* start The records *

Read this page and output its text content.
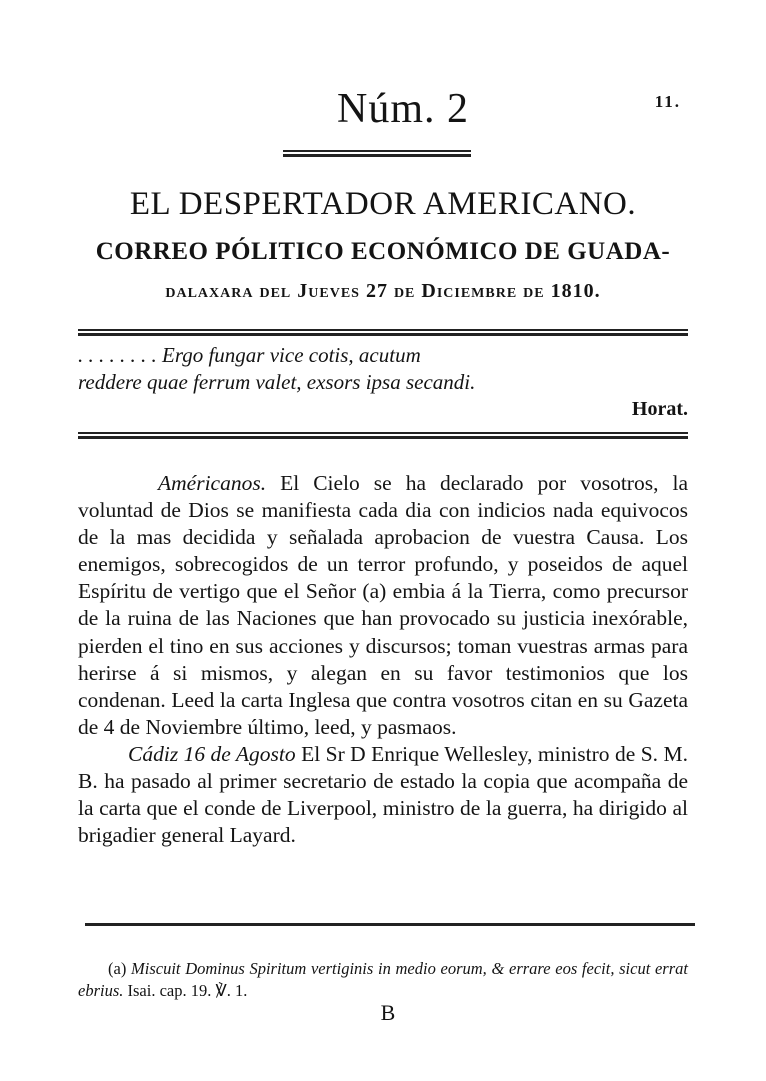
Núm. 2	11.
EL DESPERTADOR AMERICANO.
CORREO PÓLITICO ECONÓMICO DE GUADA-
dalaxara del Jueves 27 de Diciembre de 1810.
. . . . . . . . Ergo fungar vice cotis, acutum
reddere quae ferrum valet, exsors ipsa secandi.
Horat.

Américanos. El Cielo se ha declarado por vosotros, la voluntad de Dios se manifiesta cada dia con indicios nada equivocos de la mas decidida y señalada aprobacion de vuestra Causa. Los enemigos, sobrecogidos de un terror profundo, y poseidos de aquel Espíritu de vertigo que el Señor (a) embia á la Tierra, como precursor de la ruina de las Naciones que han provocado su justicia inexórable, pierden el tino en sus acciones y discursos; toman vuestras armas para herirse á si mismos, y alegan en su favor testimonios que los condenan. Leed la carta Inglesa que contra vosotros citan en su Gazeta de 4 de Noviembre último, leed, y pasmaos.

Cádiz 16 de Agosto El Sr D Enrique Wellesley, ministro de S. M. B. ha pasado al primer secretario de estado la copia que acompaña de la carta que el conde de Liverpool, ministro de la guerra, ha dirigido al brigadier general Layard.

(a) Miscuit Dominus Spiritum vertiginis in medio eorum, & errare eos fecit, sicut errat ebrius. Isai. cap. 19. ℣. 1.

B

* end The records *

Reproduce all entries exactly. Pictures do not belong in the copy.

**Solution for this exercise**
Read this page and output its text content.
Núm. 2	11.
EL DESPERTADOR AMERICANO.
CORREO PÓLITICO ECONÓMICO DE GUADA-
dalaxara del Jueves 27 de Diciembre de 1810.
. . . . . . . . Ergo fungar vice cotis, acutum
reddere quae ferrum valet, exsors ipsa secandi.
Horat.

Américanos. El Cielo se ha declarado por vosotros, la voluntad de Dios se manifiesta cada dia con indicios nada equivocos de la mas decidida y señalada aprobacion de vuestra Causa. Los enemigos, sobrecogidos de un terror profundo, y poseidos de aquel Espíritu de vertigo que el Señor (a) embia á la Tierra, como precursor de la ruina de las Naciones que han provocado su justicia inexórable, pierden el tino en sus acciones y discursos; toman vuestras armas para herirse á si mismos, y alegan en su favor testimonios que los condenan. Leed la carta Inglesa que contra vosotros citan en su Gazeta de 4 de Noviembre último, leed, y pasmaos.

Cádiz 16 de Agosto El Sr D Enrique Wellesley, ministro de S. M. B. ha pasado al primer secretario de estado la copia que acompaña de la carta que el conde de Liverpool, ministro de la guerra, ha dirigido al brigadier general Layard.

(a) Miscuit Dominus Spiritum vertiginis in medio eorum, & errare eos fecit, sicut errat ebrius. Isai. cap. 19. ℣. 1.

B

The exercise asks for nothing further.